■ WRITTEN INSTRUCTION: Copy nothing but the text: repeat each entry exactly and drop the images.

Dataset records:
[start]

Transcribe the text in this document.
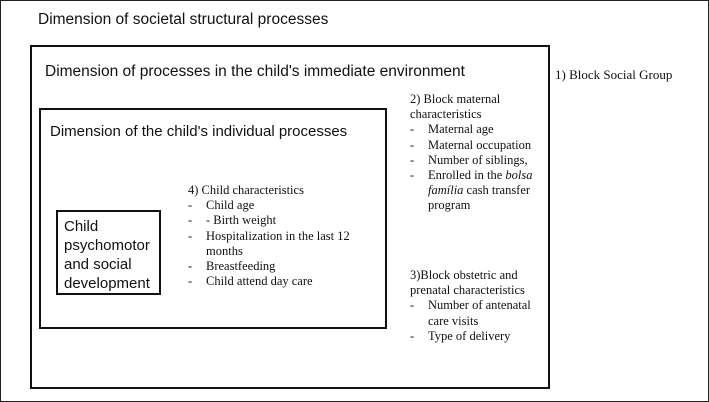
Dimension of societal structural processes
1) Block Social Group
Dimension of processes in the child's immediate environment
Dimension of the child's individual processes
Child psychomotor and social development
4) Child characteristics
- Child age
- - Birth weight
- Hospitalization in the last 12 months
- Breastfeeding
- Child attend day care
2) Block maternal characteristics
- Maternal age
- Maternal occupation
- Number of siblings,
- Enrolled in the bolsa família cash transfer program
3)Block obstetric and prenatal characteristics
- Number of antenatal care visits
- Type of delivery
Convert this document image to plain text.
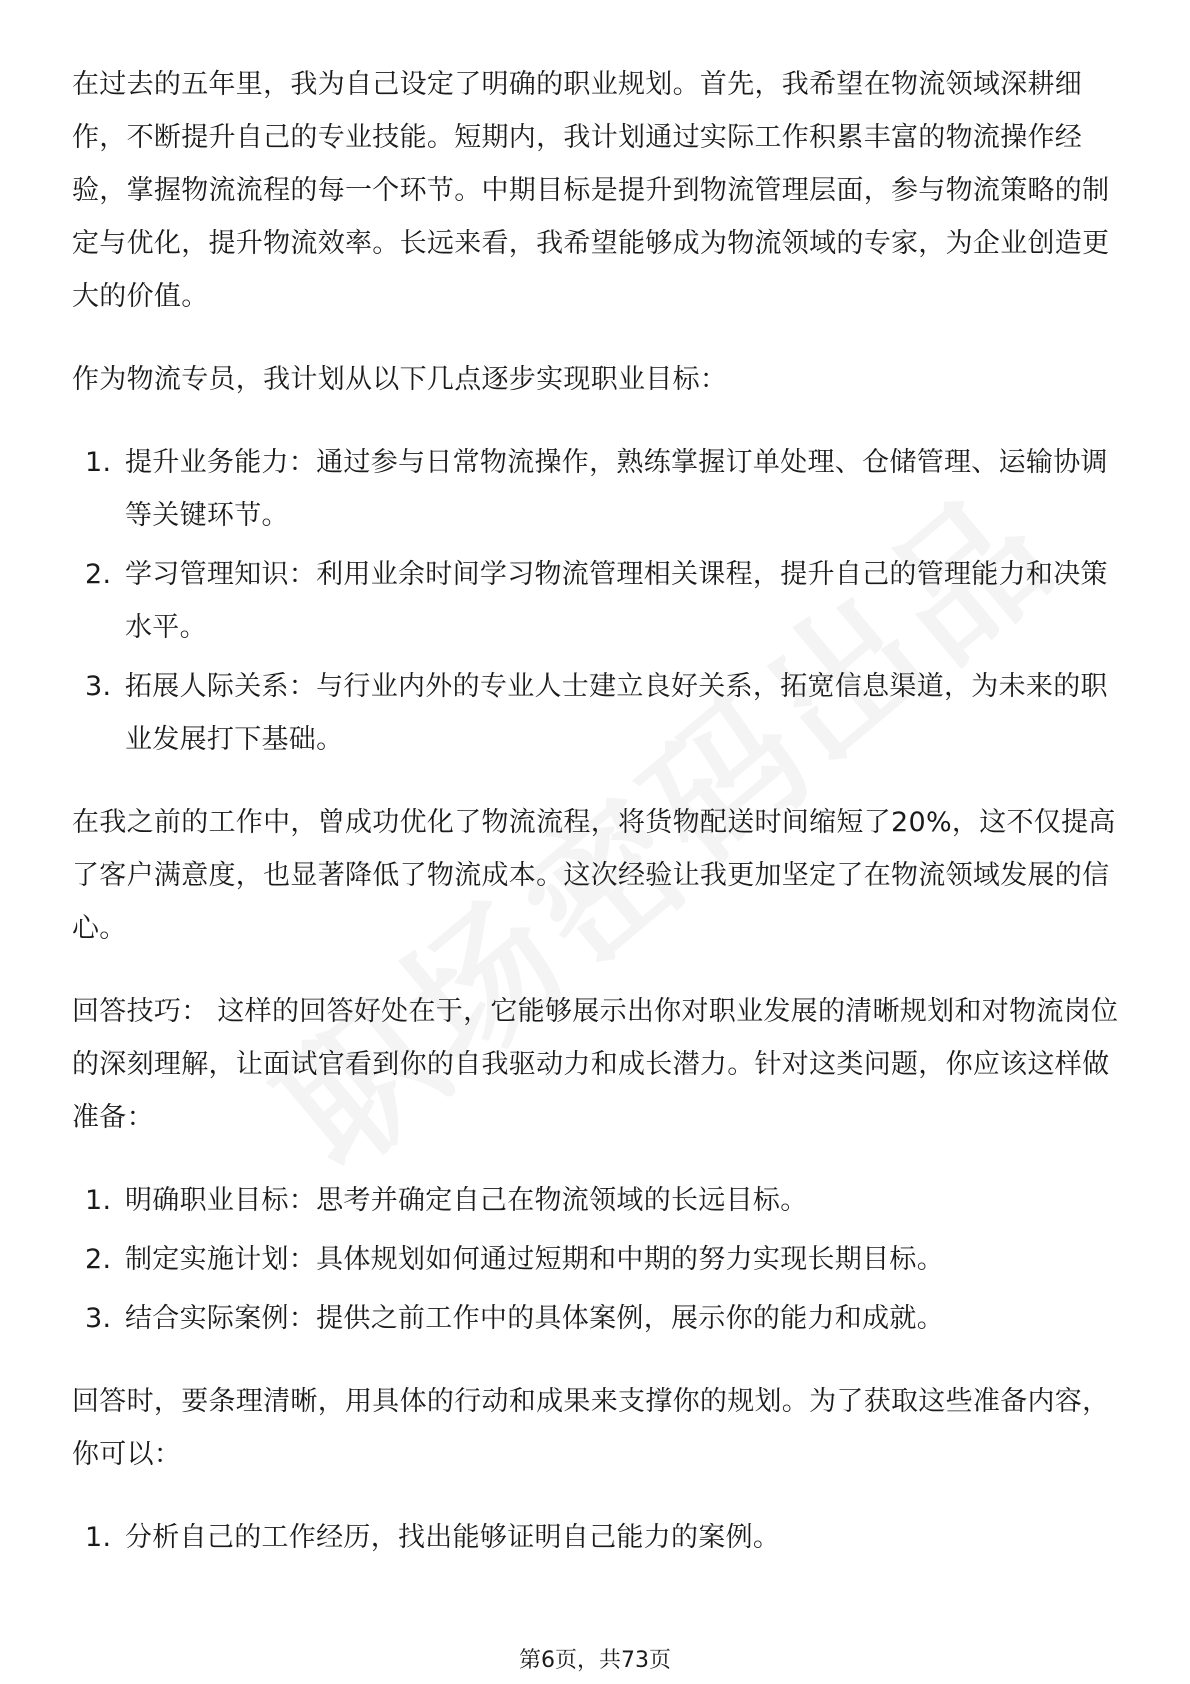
在过去的五年里，我为自己设定了明确的职业规划。首先，我希望在物流领域深耕细作，不断提升自己的专业技能。短期内，我计划通过实际工作积累丰富的物流操作经验，掌握物流流程的每一个环节。中期目标是提升到物流管理层面，参与物流策略的制定与优化，提升物流效率。长远来看，我希望能够成为物流领域的专家，为企业创造更大的价值。

作为物流专员，我计划从以下几点逐步实现职业目标：

1. 提升业务能力：通过参与日常物流操作，熟练掌握订单处理、仓储管理、运输协调等关键环节。
2. 学习管理知识：利用业余时间学习物流管理相关课程，提升自己的管理能力和决策水平。
3. 拓展人际关系：与行业内外的专业人士建立良好关系，拓宽信息渠道，为未来的职业发展打下基础。

在我之前的工作中，曾成功优化了物流流程，将货物配送时间缩短了20%，这不仅提高了客户满意度，也显著降低了物流成本。这次经验让我更加坚定了在物流领域发展的信心。

回答技巧： 这样的回答好处在于，它能够展示出你对职业发展的清晰规划和对物流岗位的深刻理解，让面试官看到你的自我驱动力和成长潜力。针对这类问题，你应该这样做准备：

1. 明确职业目标：思考并确定自己在物流领域的长远目标。
2. 制定实施计划：具体规划如何通过短期和中期的努力实现长期目标。
3. 结合实际案例：提供之前工作中的具体案例，展示你的能力和成就。

回答时，要条理清晰，用具体的行动和成果来支撑你的规划。为了获取这些准备内容，你可以：

1. 分析自己的工作经历，找出能够证明自己能力的案例。
第6页，共73页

[end]

■ EXPECTED ANSWER:
Transcribe the text in this document.
Dimension of societal structural processes
1) Block Social Group
Dimension of processes in the child's immediate environment
Dimension of the child's individual processes
Child psychomotor and social development
4) Child characteristics
- Child age
- - Birth weight
- Hospitalization in the last 12 months
- Breastfeeding
- Child attend day care
2) Block maternal characteristics
- Maternal age
- Maternal occupation
- Number of siblings,
- Enrolled in the bolsa família cash transfer program
3)Block obstetric and prenatal characteristics
- Number of antenatal care visits
- Type of delivery
Convert this document image to plain text.
在过去的五年里，我为自己设定了明确的职业规划。首先，我希望在物流领域深耕细作，不断提升自己的专业技能。短期内，我计划通过实际工作积累丰富的物流操作经验，掌握物流流程的每一个环节。中期目标是提升到物流管理层面，参与物流策略的制定与优化，提升物流效率。长远来看，我希望能够成为物流领域的专家，为企业创造更大的价值。

作为物流专员，我计划从以下几点逐步实现职业目标：

1. 提升业务能力：通过参与日常物流操作，熟练掌握订单处理、仓储管理、运输协调等关键环节。
2. 学习管理知识：利用业余时间学习物流管理相关课程，提升自己的管理能力和决策水平。
3. 拓展人际关系：与行业内外的专业人士建立良好关系，拓宽信息渠道，为未来的职业发展打下基础。

在我之前的工作中，曾成功优化了物流流程，将货物配送时间缩短了20%，这不仅提高了客户满意度，也显著降低了物流成本。这次经验让我更加坚定了在物流领域发展的信心。

回答技巧： 这样的回答好处在于，它能够展示出你对职业发展的清晰规划和对物流岗位的深刻理解，让面试官看到你的自我驱动力和成长潜力。针对这类问题，你应该这样做准备：

1. 明确职业目标：思考并确定自己在物流领域的长远目标。
2. 制定实施计划：具体规划如何通过短期和中期的努力实现长期目标。
3. 结合实际案例：提供之前工作中的具体案例，展示你的能力和成就。

回答时，要条理清晰，用具体的行动和成果来支撑你的规划。为了获取这些准备内容，你可以：

1. 分析自己的工作经历，找出能够证明自己能力的案例。
第6页，共73页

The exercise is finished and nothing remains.